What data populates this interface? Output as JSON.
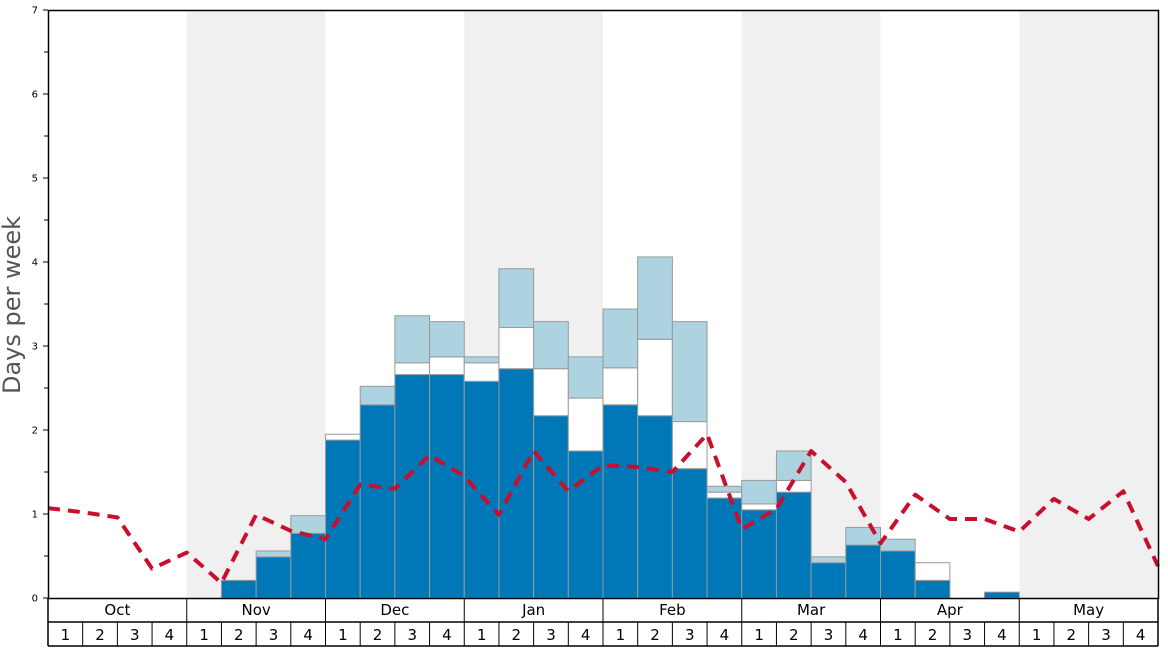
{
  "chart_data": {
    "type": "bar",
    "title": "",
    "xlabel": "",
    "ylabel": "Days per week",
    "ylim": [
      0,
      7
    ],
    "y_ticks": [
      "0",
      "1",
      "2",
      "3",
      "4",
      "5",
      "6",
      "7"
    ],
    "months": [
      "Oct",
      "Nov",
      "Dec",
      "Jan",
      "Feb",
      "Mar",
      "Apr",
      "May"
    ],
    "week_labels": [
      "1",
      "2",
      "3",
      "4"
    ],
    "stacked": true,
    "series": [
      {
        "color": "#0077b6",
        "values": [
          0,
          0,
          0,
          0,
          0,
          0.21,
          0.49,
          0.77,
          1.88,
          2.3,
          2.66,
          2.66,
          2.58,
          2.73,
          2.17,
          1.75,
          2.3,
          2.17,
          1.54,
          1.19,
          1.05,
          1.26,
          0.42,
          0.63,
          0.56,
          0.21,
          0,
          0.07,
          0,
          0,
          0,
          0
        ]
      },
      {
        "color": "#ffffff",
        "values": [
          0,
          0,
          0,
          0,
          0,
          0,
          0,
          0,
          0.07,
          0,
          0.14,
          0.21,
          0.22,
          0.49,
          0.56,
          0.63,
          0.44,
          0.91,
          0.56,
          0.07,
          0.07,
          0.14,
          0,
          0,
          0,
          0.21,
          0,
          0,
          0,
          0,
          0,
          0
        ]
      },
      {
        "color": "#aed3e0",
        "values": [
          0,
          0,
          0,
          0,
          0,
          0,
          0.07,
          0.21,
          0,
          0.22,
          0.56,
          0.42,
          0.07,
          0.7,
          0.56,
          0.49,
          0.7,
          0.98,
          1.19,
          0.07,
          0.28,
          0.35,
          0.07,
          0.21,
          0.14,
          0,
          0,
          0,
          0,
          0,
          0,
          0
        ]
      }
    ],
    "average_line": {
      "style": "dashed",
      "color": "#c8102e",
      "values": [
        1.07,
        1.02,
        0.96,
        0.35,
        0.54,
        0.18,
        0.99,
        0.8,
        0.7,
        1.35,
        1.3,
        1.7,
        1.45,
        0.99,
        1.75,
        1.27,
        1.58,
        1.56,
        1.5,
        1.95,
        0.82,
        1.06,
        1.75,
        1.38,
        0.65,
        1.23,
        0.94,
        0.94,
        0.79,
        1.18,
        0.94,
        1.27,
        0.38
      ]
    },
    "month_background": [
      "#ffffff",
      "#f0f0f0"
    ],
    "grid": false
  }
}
=-=-=-=-=
- **To do**
Repeat the material above in full and unchanged, minus its images.

- **The result**
What data populates this interface? Output as JSON.
{
  "chart_data": {
    "type": "bar",
    "title": "",
    "xlabel": "",
    "ylabel": "Days per week",
    "ylim": [
      0,
      7
    ],
    "y_ticks": [
      "0",
      "1",
      "2",
      "3",
      "4",
      "5",
      "6",
      "7"
    ],
    "months": [
      "Oct",
      "Nov",
      "Dec",
      "Jan",
      "Feb",
      "Mar",
      "Apr",
      "May"
    ],
    "week_labels": [
      "1",
      "2",
      "3",
      "4"
    ],
    "stacked": true,
    "series": [
      {
        "color": "#0077b6",
        "values": [
          0,
          0,
          0,
          0,
          0,
          0.21,
          0.49,
          0.77,
          1.88,
          2.3,
          2.66,
          2.66,
          2.58,
          2.73,
          2.17,
          1.75,
          2.3,
          2.17,
          1.54,
          1.19,
          1.05,
          1.26,
          0.42,
          0.63,
          0.56,
          0.21,
          0,
          0.07,
          0,
          0,
          0,
          0
        ]
      },
      {
        "color": "#ffffff",
        "values": [
          0,
          0,
          0,
          0,
          0,
          0,
          0,
          0,
          0.07,
          0,
          0.14,
          0.21,
          0.22,
          0.49,
          0.56,
          0.63,
          0.44,
          0.91,
          0.56,
          0.07,
          0.07,
          0.14,
          0,
          0,
          0,
          0.21,
          0,
          0,
          0,
          0,
          0,
          0
        ]
      },
      {
        "color": "#aed3e0",
        "values": [
          0,
          0,
          0,
          0,
          0,
          0,
          0.07,
          0.21,
          0,
          0.22,
          0.56,
          0.42,
          0.07,
          0.7,
          0.56,
          0.49,
          0.7,
          0.98,
          1.19,
          0.07,
          0.28,
          0.35,
          0.07,
          0.21,
          0.14,
          0,
          0,
          0,
          0,
          0,
          0,
          0
        ]
      }
    ],
    "average_line": {
      "style": "dashed",
      "color": "#c8102e",
      "values": [
        1.07,
        1.02,
        0.96,
        0.35,
        0.54,
        0.18,
        0.99,
        0.8,
        0.7,
        1.35,
        1.3,
        1.7,
        1.45,
        0.99,
        1.75,
        1.27,
        1.58,
        1.56,
        1.5,
        1.95,
        0.82,
        1.06,
        1.75,
        1.38,
        0.65,
        1.23,
        0.94,
        0.94,
        0.79,
        1.18,
        0.94,
        1.27,
        0.38
      ]
    },
    "month_background": [
      "#ffffff",
      "#f0f0f0"
    ],
    "grid": false
  }
}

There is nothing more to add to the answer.